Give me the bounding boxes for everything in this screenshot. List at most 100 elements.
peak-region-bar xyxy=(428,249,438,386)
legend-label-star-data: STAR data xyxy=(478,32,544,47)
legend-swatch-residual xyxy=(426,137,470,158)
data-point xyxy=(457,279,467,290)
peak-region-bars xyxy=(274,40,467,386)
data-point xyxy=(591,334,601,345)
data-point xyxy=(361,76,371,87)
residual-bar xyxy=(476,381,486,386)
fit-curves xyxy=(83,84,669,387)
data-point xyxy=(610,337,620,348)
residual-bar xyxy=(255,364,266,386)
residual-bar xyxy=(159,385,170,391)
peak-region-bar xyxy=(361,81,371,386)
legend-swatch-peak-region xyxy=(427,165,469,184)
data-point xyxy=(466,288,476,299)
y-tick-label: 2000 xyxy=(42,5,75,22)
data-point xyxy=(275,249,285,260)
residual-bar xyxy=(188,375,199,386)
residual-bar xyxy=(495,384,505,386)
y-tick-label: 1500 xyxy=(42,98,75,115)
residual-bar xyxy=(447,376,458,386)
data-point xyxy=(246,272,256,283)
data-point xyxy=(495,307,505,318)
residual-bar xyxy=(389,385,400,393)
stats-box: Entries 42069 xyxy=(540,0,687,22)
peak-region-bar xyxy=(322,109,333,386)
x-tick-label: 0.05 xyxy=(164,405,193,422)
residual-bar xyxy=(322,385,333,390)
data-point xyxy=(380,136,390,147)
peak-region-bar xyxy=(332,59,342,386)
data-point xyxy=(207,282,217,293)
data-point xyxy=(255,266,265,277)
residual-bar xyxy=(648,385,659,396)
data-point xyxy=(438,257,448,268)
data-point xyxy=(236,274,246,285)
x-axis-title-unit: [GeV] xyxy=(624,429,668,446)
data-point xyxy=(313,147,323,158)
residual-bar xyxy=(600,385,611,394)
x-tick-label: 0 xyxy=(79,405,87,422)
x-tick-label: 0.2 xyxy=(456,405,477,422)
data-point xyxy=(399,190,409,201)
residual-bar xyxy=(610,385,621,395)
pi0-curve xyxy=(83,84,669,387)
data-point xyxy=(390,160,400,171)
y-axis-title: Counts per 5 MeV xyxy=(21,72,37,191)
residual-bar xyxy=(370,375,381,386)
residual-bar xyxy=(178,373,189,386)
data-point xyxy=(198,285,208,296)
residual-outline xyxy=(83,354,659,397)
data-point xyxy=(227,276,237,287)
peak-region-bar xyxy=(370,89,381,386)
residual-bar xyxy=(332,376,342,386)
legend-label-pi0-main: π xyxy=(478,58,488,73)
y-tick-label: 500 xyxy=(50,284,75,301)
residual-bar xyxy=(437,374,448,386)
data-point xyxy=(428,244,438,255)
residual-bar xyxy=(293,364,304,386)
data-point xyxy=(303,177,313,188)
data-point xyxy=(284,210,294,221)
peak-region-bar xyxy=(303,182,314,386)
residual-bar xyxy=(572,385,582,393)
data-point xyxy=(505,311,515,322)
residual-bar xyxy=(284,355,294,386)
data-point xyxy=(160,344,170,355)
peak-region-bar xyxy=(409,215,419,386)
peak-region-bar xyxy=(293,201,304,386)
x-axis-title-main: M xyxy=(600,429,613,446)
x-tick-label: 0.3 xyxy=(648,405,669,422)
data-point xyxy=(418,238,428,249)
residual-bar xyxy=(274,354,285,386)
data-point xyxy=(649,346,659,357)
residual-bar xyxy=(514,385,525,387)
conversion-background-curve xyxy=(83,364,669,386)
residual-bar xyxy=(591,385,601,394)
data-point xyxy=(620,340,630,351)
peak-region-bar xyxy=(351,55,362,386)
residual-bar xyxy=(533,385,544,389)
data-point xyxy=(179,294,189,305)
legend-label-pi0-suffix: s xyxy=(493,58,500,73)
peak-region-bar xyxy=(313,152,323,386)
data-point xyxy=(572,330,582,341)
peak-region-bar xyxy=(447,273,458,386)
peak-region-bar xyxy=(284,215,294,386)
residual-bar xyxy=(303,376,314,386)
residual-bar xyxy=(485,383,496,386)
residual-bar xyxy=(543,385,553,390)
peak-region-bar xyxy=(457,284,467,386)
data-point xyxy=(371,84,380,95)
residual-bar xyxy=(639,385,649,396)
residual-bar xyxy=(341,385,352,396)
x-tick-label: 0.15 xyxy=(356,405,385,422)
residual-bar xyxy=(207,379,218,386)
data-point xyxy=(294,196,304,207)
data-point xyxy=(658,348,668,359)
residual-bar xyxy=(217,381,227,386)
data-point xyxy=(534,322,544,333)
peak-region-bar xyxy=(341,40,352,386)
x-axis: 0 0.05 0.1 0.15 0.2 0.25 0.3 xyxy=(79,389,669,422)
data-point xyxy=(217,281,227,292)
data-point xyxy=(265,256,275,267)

==================================================

● Exercise task:
Write out the records word for word, from their first line through the line that reads "x-tick-label: 0.05 xyxy=(164,405,193,422)".

● Worked solution:
Give me the bounding boxes for everything in this screenshot. List at most 100 elements.
peak-region-bar xyxy=(428,249,438,386)
legend-label-star-data: STAR data xyxy=(478,32,544,47)
legend-swatch-residual xyxy=(426,137,470,158)
data-point xyxy=(457,279,467,290)
peak-region-bars xyxy=(274,40,467,386)
data-point xyxy=(591,334,601,345)
data-point xyxy=(361,76,371,87)
residual-bar xyxy=(476,381,486,386)
fit-curves xyxy=(83,84,669,387)
data-point xyxy=(610,337,620,348)
residual-bar xyxy=(255,364,266,386)
residual-bar xyxy=(159,385,170,391)
peak-region-bar xyxy=(361,81,371,386)
legend-swatch-peak-region xyxy=(427,165,469,184)
data-point xyxy=(466,288,476,299)
y-tick-label: 2000 xyxy=(42,5,75,22)
data-point xyxy=(275,249,285,260)
residual-bar xyxy=(188,375,199,386)
residual-bar xyxy=(495,384,505,386)
y-tick-label: 1500 xyxy=(42,98,75,115)
residual-bar xyxy=(447,376,458,386)
data-point xyxy=(246,272,256,283)
data-point xyxy=(495,307,505,318)
residual-bar xyxy=(389,385,400,393)
stats-box: Entries 42069 xyxy=(540,0,687,22)
peak-region-bar xyxy=(322,109,333,386)
x-tick-label: 0.05 xyxy=(164,405,193,422)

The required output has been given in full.